• _Aim_
Tally the lines in the listing below that include "most". Answer with the count and nothing more.

=== Supplied information ===

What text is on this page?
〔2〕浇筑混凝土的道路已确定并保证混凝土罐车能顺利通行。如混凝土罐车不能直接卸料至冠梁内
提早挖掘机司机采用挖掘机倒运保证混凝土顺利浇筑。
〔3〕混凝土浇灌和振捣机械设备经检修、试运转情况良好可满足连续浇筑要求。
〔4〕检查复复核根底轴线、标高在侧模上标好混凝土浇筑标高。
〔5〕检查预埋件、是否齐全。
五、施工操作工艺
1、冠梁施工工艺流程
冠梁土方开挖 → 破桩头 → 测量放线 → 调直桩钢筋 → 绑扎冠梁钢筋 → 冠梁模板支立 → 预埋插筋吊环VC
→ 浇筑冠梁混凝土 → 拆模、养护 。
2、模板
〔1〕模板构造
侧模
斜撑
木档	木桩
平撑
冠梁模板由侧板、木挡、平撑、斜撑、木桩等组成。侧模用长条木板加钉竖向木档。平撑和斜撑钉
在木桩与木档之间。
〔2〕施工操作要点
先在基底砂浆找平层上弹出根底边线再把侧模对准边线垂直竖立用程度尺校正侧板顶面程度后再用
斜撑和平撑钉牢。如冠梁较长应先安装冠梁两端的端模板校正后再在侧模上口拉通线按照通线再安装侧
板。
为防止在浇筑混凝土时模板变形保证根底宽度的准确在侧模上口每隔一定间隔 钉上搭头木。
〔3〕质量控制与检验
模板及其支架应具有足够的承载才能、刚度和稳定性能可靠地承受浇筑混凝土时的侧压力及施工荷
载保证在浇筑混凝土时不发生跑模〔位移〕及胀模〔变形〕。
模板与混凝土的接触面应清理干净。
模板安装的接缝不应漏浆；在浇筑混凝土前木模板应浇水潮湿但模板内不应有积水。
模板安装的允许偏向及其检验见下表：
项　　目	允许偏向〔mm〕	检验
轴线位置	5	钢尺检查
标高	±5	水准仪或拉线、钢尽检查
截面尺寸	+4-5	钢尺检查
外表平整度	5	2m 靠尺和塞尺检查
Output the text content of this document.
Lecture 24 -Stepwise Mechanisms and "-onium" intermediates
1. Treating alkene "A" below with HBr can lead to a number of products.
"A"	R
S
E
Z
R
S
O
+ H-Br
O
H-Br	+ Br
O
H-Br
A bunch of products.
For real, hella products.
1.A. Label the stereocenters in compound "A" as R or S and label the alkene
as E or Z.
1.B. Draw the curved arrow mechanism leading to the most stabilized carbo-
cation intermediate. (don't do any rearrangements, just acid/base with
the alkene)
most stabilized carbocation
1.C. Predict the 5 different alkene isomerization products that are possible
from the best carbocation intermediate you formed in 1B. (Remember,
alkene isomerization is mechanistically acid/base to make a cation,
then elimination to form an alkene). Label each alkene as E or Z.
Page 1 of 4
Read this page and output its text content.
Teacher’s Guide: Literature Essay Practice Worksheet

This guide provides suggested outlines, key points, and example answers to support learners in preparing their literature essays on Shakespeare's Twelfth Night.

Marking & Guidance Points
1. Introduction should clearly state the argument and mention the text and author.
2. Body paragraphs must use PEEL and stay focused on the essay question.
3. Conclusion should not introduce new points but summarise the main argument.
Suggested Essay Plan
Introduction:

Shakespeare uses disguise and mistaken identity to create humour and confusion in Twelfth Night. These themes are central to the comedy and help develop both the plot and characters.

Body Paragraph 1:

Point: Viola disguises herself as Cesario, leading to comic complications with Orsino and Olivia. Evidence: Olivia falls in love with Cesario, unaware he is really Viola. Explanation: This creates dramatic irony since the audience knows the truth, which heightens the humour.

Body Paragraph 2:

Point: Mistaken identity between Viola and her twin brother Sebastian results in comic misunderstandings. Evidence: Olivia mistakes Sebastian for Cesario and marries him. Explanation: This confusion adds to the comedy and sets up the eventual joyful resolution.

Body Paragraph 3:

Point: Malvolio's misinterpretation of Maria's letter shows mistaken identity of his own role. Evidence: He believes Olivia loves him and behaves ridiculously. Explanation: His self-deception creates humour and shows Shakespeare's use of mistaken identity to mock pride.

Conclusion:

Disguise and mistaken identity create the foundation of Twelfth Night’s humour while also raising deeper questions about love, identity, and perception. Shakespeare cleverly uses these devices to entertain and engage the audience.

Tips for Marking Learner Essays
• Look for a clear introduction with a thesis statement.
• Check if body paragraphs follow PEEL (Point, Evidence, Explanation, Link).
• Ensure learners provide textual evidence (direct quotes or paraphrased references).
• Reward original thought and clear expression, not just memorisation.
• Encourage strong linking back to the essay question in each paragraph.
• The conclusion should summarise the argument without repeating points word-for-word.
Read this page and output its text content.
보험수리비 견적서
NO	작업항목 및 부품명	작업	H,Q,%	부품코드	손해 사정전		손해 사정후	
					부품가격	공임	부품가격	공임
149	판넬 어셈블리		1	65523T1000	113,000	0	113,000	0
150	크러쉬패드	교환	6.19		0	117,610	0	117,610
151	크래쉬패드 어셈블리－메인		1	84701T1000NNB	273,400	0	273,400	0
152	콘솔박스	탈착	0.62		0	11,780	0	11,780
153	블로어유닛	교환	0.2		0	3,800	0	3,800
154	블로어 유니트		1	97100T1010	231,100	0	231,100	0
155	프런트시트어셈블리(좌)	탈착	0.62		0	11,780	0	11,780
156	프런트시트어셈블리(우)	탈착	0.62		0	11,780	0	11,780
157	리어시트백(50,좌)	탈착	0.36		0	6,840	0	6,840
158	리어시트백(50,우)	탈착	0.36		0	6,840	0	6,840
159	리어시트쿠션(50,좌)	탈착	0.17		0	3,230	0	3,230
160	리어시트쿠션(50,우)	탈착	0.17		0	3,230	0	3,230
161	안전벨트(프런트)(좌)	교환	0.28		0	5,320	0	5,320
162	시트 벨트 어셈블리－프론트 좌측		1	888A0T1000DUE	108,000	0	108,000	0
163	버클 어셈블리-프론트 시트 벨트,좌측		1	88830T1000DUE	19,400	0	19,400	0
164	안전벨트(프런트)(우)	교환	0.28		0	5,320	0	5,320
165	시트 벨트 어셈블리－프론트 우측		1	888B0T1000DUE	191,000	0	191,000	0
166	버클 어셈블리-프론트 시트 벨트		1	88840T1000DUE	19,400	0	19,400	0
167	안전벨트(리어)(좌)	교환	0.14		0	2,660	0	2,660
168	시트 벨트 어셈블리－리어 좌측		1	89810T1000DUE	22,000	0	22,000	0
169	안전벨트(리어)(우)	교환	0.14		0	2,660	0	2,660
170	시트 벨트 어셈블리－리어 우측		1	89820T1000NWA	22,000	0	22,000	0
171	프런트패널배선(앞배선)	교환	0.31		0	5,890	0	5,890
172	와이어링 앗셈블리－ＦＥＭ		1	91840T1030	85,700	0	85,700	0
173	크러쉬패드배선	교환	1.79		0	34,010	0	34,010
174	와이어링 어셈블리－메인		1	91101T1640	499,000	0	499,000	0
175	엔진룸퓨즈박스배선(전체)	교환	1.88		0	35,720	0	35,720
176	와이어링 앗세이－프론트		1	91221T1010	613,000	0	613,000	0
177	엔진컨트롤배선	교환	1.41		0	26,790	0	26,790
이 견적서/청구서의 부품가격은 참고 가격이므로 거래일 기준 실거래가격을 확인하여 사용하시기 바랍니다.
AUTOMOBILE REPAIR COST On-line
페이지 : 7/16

===

• _Output for this exercise_
2